To be done:
Find each line containing the string "title" and return it.

--- begin Extracted records ---

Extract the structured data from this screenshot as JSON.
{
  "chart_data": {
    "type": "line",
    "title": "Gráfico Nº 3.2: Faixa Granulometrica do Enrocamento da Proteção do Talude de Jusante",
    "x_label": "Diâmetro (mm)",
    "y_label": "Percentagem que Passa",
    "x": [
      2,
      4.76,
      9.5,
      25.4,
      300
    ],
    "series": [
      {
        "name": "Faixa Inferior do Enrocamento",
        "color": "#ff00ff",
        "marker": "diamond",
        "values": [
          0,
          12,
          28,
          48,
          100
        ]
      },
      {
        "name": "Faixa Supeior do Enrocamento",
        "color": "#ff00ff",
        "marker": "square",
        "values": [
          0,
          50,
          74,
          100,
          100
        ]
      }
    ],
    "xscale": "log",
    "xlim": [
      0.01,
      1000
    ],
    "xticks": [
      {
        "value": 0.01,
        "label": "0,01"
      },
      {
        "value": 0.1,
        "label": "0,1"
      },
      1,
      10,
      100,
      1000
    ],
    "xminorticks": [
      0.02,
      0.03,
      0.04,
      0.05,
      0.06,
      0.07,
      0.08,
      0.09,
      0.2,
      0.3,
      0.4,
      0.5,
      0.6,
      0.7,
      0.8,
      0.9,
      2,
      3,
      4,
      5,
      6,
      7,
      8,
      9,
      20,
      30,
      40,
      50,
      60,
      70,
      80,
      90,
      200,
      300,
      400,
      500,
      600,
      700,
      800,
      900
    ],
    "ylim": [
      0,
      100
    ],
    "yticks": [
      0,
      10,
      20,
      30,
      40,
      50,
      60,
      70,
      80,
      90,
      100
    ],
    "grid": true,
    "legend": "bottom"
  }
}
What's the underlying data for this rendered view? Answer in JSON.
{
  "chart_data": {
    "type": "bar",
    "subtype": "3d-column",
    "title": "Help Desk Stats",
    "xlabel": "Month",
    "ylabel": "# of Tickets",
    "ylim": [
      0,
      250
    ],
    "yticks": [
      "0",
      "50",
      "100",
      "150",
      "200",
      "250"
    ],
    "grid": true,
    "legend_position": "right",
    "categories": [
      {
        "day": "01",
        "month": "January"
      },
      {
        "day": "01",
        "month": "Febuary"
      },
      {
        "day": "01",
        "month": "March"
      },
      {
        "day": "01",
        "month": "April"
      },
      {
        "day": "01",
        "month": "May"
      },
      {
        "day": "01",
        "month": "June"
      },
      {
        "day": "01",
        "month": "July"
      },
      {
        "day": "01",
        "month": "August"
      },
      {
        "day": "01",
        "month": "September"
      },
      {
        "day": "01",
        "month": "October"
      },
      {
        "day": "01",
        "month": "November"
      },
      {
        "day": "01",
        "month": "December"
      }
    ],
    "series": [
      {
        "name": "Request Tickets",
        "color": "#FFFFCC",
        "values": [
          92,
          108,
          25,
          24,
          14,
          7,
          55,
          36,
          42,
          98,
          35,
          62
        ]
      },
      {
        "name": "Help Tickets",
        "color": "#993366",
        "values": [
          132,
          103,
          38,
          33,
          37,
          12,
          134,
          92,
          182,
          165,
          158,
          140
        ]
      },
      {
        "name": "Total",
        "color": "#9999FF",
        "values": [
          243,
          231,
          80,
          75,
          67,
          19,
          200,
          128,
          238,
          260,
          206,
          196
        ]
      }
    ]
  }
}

--- end Extracted records ---

Response:
    "title": "Gráfico Nº 3.2: Faixa Granulometrica do Enrocamento da Proteção do Talude de Jusante",
    "title": "Help Desk Stats",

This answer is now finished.